• _Extracted records_:
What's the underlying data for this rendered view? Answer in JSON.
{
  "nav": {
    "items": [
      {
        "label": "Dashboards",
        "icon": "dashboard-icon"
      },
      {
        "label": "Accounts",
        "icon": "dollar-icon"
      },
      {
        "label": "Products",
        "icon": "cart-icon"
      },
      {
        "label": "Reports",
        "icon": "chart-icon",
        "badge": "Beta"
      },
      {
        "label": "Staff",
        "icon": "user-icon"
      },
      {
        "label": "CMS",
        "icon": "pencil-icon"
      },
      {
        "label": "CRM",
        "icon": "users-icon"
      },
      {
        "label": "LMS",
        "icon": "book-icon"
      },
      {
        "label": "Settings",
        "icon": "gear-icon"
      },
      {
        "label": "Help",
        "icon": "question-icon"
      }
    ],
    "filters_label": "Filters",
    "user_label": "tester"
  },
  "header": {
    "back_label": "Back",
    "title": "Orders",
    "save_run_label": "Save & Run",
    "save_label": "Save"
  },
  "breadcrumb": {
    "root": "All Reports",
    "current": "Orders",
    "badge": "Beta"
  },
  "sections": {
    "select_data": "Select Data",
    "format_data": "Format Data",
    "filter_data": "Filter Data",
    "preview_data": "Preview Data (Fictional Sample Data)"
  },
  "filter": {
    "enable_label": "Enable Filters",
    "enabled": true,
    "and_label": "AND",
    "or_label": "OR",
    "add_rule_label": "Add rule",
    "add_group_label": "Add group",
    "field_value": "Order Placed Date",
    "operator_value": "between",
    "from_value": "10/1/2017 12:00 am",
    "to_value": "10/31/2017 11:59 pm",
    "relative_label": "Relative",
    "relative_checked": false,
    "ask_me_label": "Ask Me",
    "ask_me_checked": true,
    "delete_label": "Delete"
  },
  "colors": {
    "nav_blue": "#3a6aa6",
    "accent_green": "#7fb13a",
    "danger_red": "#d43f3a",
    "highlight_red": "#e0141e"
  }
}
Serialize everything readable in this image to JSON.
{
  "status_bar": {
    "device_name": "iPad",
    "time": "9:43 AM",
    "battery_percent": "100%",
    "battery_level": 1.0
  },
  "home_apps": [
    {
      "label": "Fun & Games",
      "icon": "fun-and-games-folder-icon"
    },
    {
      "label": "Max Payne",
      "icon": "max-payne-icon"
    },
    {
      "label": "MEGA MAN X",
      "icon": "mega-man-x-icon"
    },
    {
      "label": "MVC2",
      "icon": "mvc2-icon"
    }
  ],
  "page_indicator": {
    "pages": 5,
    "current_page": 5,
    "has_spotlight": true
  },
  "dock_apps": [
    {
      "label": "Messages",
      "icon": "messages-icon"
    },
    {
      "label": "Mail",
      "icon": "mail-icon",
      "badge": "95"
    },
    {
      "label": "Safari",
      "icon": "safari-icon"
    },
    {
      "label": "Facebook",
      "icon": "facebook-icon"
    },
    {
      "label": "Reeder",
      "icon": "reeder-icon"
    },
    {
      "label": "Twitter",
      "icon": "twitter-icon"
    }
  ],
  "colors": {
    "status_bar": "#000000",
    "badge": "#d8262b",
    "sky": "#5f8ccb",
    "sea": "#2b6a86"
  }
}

• _EXERCISE DESCRIPTION_:
Tally the lines above that contain the word "Save", and reply with only the number.

• _OUTPUT_:
2